*Task requirements*:
Return all of the entries exactly as written.

*Material provided*:

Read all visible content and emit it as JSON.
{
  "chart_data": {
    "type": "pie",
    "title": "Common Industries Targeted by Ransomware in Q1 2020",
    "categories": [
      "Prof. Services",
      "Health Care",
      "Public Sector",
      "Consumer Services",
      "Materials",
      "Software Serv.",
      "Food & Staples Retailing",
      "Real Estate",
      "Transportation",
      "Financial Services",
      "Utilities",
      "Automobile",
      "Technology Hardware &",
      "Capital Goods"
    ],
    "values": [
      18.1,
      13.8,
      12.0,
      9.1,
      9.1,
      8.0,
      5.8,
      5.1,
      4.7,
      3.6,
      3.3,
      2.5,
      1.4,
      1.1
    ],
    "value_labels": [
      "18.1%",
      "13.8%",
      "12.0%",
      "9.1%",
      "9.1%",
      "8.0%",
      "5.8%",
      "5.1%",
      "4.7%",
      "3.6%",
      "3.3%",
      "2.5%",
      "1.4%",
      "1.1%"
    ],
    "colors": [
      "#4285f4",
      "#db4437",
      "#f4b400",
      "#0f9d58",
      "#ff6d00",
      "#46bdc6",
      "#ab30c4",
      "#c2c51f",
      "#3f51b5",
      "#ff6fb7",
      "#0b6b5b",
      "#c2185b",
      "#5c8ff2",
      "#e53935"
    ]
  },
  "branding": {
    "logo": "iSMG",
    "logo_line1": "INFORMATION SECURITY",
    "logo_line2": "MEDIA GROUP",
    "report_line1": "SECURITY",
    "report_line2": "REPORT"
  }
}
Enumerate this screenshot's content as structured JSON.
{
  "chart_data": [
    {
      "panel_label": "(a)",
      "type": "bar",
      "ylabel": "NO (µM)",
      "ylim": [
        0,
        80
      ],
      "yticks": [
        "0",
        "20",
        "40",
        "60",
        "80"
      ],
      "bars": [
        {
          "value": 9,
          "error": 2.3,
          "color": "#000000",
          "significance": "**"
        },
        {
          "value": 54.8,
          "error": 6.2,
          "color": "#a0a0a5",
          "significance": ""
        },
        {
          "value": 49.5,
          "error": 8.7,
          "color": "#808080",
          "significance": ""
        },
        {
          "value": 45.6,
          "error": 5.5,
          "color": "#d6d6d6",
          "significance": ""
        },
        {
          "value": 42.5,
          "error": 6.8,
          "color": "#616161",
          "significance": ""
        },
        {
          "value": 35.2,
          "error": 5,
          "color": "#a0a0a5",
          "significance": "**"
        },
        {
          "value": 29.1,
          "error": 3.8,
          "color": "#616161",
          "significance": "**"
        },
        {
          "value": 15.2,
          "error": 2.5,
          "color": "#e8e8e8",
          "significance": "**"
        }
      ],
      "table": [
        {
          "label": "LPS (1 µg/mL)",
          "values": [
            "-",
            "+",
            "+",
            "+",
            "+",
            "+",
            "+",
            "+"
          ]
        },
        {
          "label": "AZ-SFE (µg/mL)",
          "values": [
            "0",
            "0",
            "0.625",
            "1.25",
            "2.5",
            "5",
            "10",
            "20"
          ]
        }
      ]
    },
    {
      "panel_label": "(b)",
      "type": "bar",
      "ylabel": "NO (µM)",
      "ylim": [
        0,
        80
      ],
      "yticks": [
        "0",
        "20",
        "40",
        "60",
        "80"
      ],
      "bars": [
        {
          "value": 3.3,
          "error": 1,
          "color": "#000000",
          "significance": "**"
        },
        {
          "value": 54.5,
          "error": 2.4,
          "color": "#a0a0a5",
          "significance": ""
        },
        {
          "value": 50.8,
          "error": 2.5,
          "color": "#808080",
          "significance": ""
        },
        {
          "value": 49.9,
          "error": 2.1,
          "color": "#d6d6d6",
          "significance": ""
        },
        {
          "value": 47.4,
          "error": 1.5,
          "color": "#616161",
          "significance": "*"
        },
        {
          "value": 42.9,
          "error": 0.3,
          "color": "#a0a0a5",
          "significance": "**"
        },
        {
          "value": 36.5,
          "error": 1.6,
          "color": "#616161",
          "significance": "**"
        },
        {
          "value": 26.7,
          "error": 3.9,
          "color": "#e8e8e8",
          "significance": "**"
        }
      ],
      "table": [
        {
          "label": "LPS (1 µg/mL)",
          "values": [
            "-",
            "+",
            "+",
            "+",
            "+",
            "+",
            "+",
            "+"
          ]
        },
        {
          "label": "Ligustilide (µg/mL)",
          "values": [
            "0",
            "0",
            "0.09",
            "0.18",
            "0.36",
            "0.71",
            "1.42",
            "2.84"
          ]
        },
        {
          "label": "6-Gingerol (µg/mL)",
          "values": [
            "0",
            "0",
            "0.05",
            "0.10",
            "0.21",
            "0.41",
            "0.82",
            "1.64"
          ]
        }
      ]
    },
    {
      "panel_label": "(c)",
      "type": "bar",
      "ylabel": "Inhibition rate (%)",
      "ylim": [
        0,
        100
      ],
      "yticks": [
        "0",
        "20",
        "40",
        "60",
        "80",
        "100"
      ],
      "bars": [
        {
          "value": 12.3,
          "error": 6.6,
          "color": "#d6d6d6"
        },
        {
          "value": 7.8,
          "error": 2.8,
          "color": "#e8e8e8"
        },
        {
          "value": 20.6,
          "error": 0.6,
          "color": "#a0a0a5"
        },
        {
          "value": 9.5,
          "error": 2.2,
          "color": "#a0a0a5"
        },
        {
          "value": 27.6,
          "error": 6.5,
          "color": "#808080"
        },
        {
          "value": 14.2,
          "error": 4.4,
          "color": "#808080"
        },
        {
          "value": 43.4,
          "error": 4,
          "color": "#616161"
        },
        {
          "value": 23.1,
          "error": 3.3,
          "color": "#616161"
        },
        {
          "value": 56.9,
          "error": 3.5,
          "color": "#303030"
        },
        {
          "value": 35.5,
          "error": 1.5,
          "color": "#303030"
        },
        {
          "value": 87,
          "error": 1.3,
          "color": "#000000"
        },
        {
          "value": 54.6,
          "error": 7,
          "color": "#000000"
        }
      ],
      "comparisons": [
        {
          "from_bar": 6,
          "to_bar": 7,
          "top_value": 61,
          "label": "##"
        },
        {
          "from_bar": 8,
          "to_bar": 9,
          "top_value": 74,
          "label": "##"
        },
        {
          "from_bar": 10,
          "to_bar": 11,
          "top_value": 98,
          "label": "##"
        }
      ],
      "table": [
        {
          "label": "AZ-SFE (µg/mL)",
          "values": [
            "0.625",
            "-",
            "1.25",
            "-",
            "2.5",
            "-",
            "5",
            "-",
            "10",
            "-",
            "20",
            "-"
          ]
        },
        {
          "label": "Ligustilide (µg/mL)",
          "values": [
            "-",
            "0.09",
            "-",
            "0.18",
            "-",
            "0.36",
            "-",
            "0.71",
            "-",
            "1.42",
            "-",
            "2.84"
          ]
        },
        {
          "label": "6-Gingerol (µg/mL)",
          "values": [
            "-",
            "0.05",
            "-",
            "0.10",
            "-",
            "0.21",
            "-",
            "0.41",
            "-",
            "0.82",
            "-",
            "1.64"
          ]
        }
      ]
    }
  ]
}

*Output for this task*:
Read all visible content and emit it as JSON.
{
  "chart_data": {
    "type": "pie",
    "title": "Common Industries Targeted by Ransomware in Q1 2020",
    "categories": [
      "Prof. Services",
      "Health Care",
      "Public Sector",
      "Consumer Services",
      "Materials",
      "Software Serv.",
      "Food & Staples Retailing",
      "Real Estate",
      "Transportation",
      "Financial Services",
      "Utilities",
      "Automobile",
      "Technology Hardware &",
      "Capital Goods"
    ],
    "values": [
      18.1,
      13.8,
      12.0,
      9.1,
      9.1,
      8.0,
      5.8,
      5.1,
      4.7,
      3.6,
      3.3,
      2.5,
      1.4,
      1.1
    ],
    "value_labels": [
      "18.1%",
      "13.8%",
      "12.0%",
      "9.1%",
      "9.1%",
      "8.0%",
      "5.8%",
      "5.1%",
      "4.7%",
      "3.6%",
      "3.3%",
      "2.5%",
      "1.4%",
      "1.1%"
    ],
    "colors": [
      "#4285f4",
      "#db4437",
      "#f4b400",
      "#0f9d58",
      "#ff6d00",
      "#46bdc6",
      "#ab30c4",
      "#c2c51f",
      "#3f51b5",
      "#ff6fb7",
      "#0b6b5b",
      "#c2185b",
      "#5c8ff2",
      "#e53935"
    ]
  },
  "branding": {
    "logo": "iSMG",
    "logo_line1": "INFORMATION SECURITY",
    "logo_line2": "MEDIA GROUP",
    "report_line1": "SECURITY",
    "report_line2": "REPORT"
  }
}
Enumerate this screenshot's content as structured JSON.
{
  "chart_data": [
    {
      "panel_label": "(a)",
      "type": "bar",
      "ylabel": "NO (µM)",
      "ylim": [
        0,
        80
      ],
      "yticks": [
        "0",
        "20",
        "40",
        "60",
        "80"
      ],
      "bars": [
        {
          "value": 9,
          "error": 2.3,
          "color": "#000000",
          "significance": "**"
        },
        {
          "value": 54.8,
          "error": 6.2,
          "color": "#a0a0a5",
          "significance": ""
        },
        {
          "value": 49.5,
          "error": 8.7,
          "color": "#808080",
          "significance": ""
        },
        {
          "value": 45.6,
          "error": 5.5,
          "color": "#d6d6d6",
          "significance": ""
        },
        {
          "value": 42.5,
          "error": 6.8,
          "color": "#616161",
          "significance": ""
        },
        {
          "value": 35.2,
          "error": 5,
          "color": "#a0a0a5",
          "significance": "**"
        },
        {
          "value": 29.1,
          "error": 3.8,
          "color": "#616161",
          "significance": "**"
        },
        {
          "value": 15.2,
          "error": 2.5,
          "color": "#e8e8e8",
          "significance": "**"
        }
      ],
      "table": [
        {
          "label": "LPS (1 µg/mL)",
          "values": [
            "-",
            "+",
            "+",
            "+",
            "+",
            "+",
            "+",
            "+"
          ]
        },
        {
          "label": "AZ-SFE (µg/mL)",
          "values": [
            "0",
            "0",
            "0.625",
            "1.25",
            "2.5",
            "5",
            "10",
            "20"
          ]
        }
      ]
    },
    {
      "panel_label": "(b)",
      "type": "bar",
      "ylabel": "NO (µM)",
      "ylim": [
        0,
        80
      ],
      "yticks": [
        "0",
        "20",
        "40",
        "60",
        "80"
      ],
      "bars": [
        {
          "value": 3.3,
          "error": 1,
          "color": "#000000",
          "significance": "**"
        },
        {
          "value": 54.5,
          "error": 2.4,
          "color": "#a0a0a5",
          "significance": ""
        },
        {
          "value": 50.8,
          "error": 2.5,
          "color": "#808080",
          "significance": ""
        },
        {
          "value": 49.9,
          "error": 2.1,
          "color": "#d6d6d6",
          "significance": ""
        },
        {
          "value": 47.4,
          "error": 1.5,
          "color": "#616161",
          "significance": "*"
        },
        {
          "value": 42.9,
          "error": 0.3,
          "color": "#a0a0a5",
          "significance": "**"
        },
        {
          "value": 36.5,
          "error": 1.6,
          "color": "#616161",
          "significance": "**"
        },
        {
          "value": 26.7,
          "error": 3.9,
          "color": "#e8e8e8",
          "significance": "**"
        }
      ],
      "table": [
        {
          "label": "LPS (1 µg/mL)",
          "values": [
            "-",
            "+",
            "+",
            "+",
            "+",
            "+",
            "+",
            "+"
          ]
        },
        {
          "label": "Ligustilide (µg/mL)",
          "values": [
            "0",
            "0",
            "0.09",
            "0.18",
            "0.36",
            "0.71",
            "1.42",
            "2.84"
          ]
        },
        {
          "label": "6-Gingerol (µg/mL)",
          "values": [
            "0",
            "0",
            "0.05",
            "0.10",
            "0.21",
            "0.41",
            "0.82",
            "1.64"
          ]
        }
      ]
    },
    {
      "panel_label": "(c)",
      "type": "bar",
      "ylabel": "Inhibition rate (%)",
      "ylim": [
        0,
        100
      ],
      "yticks": [
        "0",
        "20",
        "40",
        "60",
        "80",
        "100"
      ],
      "bars": [
        {
          "value": 12.3,
          "error": 6.6,
          "color": "#d6d6d6"
        },
        {
          "value": 7.8,
          "error": 2.8,
          "color": "#e8e8e8"
        },
        {
          "value": 20.6,
          "error": 0.6,
          "color": "#a0a0a5"
        },
        {
          "value": 9.5,
          "error": 2.2,
          "color": "#a0a0a5"
        },
        {
          "value": 27.6,
          "error": 6.5,
          "color": "#808080"
        },
        {
          "value": 14.2,
          "error": 4.4,
          "color": "#808080"
        },
        {
          "value": 43.4,
          "error": 4,
          "color": "#616161"
        },
        {
          "value": 23.1,
          "error": 3.3,
          "color": "#616161"
        },
        {
          "value": 56.9,
          "error": 3.5,
          "color": "#303030"
        },
        {
          "value": 35.5,
          "error": 1.5,
          "color": "#303030"
        },
        {
          "value": 87,
          "error": 1.3,
          "color": "#000000"
        },
        {
          "value": 54.6,
          "error": 7,
          "color": "#000000"
        }
      ],
      "comparisons": [
        {
          "from_bar": 6,
          "to_bar": 7,
          "top_value": 61,
          "label": "##"
        },
        {
          "from_bar": 8,
          "to_bar": 9,
          "top_value": 74,
          "label": "##"
        },
        {
          "from_bar": 10,
          "to_bar": 11,
          "top_value": 98,
          "label": "##"
        }
      ],
      "table": [
        {
          "label": "AZ-SFE (µg/mL)",
          "values": [
            "0.625",
            "-",
            "1.25",
            "-",
            "2.5",
            "-",
            "5",
            "-",
            "10",
            "-",
            "20",
            "-"
          ]
        },
        {
          "label": "Ligustilide (µg/mL)",
          "values": [
            "-",
            "0.09",
            "-",
            "0.18",
            "-",
            "0.36",
            "-",
            "0.71",
            "-",
            "1.42",
            "-",
            "2.84"
          ]
        },
        {
          "label": "6-Gingerol (µg/mL)",
          "values": [
            "-",
            "0.05",
            "-",
            "0.10",
            "-",
            "0.21",
            "-",
            "0.41",
            "-",
            "0.82",
            "-",
            "1.64"
          ]
        }
      ]
    }
  ]
}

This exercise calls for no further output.